─── Supplied data ───

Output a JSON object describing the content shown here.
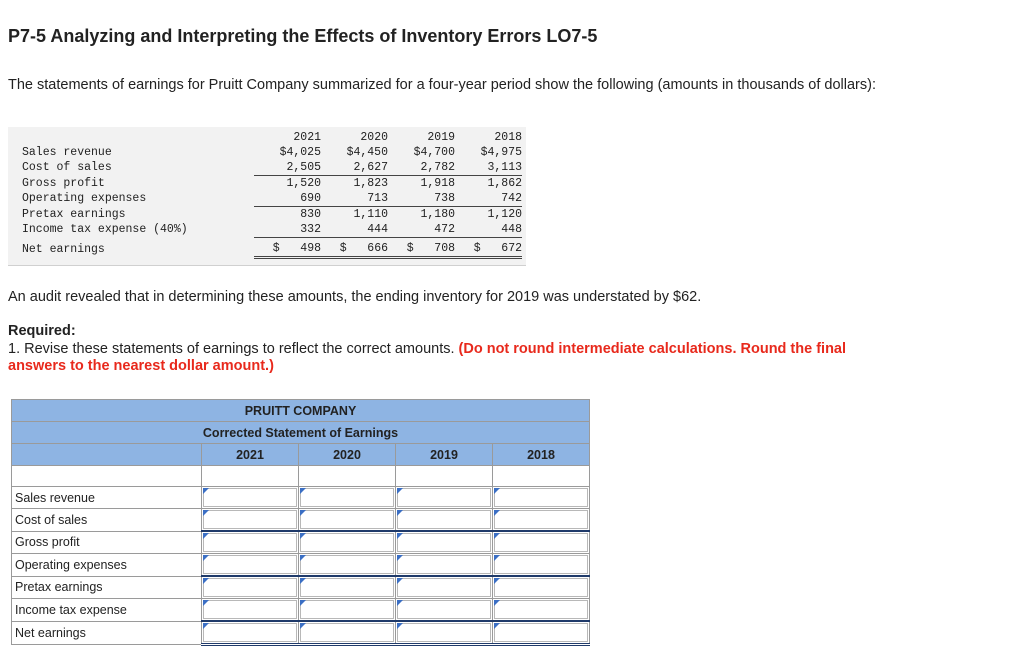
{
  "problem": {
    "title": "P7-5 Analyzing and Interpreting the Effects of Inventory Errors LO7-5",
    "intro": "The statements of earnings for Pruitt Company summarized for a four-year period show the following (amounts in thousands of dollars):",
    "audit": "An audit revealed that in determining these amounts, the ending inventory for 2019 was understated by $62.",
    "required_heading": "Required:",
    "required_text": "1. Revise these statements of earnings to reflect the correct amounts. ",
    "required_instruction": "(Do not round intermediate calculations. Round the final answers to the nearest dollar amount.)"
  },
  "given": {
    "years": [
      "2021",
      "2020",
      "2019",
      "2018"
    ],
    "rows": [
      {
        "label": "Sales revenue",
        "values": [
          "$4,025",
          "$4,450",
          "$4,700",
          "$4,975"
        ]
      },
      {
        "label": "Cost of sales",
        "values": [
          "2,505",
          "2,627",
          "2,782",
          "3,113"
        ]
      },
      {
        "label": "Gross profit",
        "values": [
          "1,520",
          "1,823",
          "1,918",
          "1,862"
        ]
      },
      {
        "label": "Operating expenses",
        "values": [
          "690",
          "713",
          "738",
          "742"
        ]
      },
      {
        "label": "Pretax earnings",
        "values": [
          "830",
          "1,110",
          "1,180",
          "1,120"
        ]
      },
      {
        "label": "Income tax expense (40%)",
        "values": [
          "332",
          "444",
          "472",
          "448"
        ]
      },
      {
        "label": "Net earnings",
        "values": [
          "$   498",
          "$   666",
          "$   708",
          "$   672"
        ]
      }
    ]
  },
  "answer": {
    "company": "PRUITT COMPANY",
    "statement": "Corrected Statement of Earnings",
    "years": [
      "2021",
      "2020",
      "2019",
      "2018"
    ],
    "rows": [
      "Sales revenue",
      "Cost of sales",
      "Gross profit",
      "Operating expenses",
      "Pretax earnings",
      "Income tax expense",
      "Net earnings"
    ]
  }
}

───

The request =>
Find and copy every line in the entries above where the string "statements" occurs.

Response for this exercise =>
    "intro": "The statements of earnings for Pruitt Company summarized for a four-year period show the following (amounts in thousands of dollars):",
    "required_text": "1. Revise these statements of earnings to reflect the correct amounts. ",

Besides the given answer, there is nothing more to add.